ASSIGNED TASK
Among the entries below, find the lines holding "Frankfurt" and copy them.

SUPPLIED MATERIAL
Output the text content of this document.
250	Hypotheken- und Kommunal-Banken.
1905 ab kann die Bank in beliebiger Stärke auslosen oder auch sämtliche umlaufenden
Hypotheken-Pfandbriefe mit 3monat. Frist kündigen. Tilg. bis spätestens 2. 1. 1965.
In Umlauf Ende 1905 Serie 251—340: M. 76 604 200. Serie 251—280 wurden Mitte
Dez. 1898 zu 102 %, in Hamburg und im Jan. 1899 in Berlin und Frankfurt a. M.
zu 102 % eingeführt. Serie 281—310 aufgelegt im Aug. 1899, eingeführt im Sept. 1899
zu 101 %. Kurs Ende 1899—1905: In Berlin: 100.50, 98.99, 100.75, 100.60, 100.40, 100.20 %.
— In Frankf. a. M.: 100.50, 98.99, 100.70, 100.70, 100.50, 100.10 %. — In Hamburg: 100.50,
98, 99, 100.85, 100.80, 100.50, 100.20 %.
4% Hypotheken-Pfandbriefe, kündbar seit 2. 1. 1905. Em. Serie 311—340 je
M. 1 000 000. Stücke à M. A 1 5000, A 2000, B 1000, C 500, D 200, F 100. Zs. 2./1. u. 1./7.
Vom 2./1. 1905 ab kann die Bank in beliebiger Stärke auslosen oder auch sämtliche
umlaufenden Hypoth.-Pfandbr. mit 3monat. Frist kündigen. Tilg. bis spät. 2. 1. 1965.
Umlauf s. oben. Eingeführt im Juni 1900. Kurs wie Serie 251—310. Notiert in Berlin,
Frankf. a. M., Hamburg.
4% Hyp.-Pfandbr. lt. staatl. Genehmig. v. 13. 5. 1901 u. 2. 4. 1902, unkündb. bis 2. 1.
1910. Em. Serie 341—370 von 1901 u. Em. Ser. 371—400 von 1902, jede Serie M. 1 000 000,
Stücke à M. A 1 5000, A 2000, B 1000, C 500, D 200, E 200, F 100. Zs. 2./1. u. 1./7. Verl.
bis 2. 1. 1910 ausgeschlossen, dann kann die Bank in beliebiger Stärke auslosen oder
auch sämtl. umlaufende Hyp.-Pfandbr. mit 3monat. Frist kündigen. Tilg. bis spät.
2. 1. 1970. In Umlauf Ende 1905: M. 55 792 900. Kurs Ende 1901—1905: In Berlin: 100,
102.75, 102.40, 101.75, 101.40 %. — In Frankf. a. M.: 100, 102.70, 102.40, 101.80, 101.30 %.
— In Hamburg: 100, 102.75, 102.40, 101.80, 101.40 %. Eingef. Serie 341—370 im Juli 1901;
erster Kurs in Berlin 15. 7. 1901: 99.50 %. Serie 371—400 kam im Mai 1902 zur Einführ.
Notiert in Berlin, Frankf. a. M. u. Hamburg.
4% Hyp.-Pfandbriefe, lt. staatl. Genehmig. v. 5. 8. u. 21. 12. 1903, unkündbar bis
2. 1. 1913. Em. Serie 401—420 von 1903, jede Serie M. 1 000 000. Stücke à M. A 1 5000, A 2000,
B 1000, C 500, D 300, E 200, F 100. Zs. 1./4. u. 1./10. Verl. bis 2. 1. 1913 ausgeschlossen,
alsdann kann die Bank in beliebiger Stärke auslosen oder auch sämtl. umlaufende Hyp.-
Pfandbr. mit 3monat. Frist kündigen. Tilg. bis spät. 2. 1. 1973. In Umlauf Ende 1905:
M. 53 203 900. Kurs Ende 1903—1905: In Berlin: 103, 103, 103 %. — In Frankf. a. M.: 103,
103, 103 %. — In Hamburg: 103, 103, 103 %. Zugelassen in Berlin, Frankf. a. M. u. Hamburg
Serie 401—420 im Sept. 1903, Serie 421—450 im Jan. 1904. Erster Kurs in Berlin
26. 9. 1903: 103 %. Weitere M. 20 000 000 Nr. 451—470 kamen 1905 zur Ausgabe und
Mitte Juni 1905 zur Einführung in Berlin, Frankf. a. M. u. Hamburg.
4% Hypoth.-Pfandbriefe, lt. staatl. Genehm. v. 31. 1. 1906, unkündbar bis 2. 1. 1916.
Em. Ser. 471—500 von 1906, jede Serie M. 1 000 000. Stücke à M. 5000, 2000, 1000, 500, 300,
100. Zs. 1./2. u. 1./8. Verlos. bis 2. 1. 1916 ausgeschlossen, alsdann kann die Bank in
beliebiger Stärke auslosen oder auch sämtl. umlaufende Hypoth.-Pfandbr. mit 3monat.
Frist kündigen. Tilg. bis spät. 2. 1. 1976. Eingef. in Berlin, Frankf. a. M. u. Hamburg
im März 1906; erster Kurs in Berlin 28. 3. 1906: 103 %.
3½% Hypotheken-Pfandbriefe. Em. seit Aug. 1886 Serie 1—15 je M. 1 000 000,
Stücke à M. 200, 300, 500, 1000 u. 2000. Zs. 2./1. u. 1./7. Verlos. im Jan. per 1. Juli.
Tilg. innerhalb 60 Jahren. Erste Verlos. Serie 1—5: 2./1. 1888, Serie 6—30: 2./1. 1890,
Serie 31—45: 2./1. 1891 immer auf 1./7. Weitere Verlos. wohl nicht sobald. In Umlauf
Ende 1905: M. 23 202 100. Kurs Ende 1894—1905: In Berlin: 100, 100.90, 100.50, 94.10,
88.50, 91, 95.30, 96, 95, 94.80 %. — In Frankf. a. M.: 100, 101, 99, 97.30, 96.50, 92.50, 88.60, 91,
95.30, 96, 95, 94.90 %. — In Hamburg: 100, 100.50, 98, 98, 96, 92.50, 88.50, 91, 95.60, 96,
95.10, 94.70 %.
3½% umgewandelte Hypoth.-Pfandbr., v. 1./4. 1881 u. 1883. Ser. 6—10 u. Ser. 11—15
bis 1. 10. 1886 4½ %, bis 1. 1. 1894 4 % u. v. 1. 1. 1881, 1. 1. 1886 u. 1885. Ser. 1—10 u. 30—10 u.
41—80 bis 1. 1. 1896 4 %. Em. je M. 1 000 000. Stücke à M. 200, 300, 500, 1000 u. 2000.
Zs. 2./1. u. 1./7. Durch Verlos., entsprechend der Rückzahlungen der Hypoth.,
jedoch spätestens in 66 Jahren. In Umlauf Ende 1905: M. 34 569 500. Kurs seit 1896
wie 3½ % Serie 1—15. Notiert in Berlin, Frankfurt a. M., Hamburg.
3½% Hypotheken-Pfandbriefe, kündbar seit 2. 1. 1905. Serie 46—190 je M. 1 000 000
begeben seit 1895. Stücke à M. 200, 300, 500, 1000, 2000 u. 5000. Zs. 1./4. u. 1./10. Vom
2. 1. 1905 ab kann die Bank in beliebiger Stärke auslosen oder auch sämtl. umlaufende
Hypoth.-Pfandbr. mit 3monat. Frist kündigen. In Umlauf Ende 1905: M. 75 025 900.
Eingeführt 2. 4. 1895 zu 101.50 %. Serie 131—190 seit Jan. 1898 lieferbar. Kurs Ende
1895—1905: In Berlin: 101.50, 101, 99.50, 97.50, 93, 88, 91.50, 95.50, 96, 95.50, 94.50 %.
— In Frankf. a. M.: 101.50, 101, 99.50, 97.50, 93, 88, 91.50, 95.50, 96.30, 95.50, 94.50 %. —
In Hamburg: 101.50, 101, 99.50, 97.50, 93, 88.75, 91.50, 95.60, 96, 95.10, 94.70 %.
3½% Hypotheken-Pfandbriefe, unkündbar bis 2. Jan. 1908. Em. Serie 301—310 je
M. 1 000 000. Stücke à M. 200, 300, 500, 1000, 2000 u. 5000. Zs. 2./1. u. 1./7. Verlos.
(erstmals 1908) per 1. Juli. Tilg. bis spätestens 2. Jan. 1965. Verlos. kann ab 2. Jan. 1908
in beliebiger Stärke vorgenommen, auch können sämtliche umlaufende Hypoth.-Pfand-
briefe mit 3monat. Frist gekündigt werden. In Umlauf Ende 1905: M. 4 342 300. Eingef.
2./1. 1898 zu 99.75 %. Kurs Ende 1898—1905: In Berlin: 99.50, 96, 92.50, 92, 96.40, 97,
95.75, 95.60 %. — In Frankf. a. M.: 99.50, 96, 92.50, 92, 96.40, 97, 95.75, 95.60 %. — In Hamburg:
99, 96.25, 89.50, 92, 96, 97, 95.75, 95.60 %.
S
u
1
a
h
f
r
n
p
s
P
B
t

WRITTEN SOLUTION
Dez. 1898 zu 102 %, in Hamburg und im Jan. 1899 in Berlin und Frankfurt a. M.
wie 3½ % Serie 1—15. Notiert in Berlin, Frankfurt a. M., Hamburg.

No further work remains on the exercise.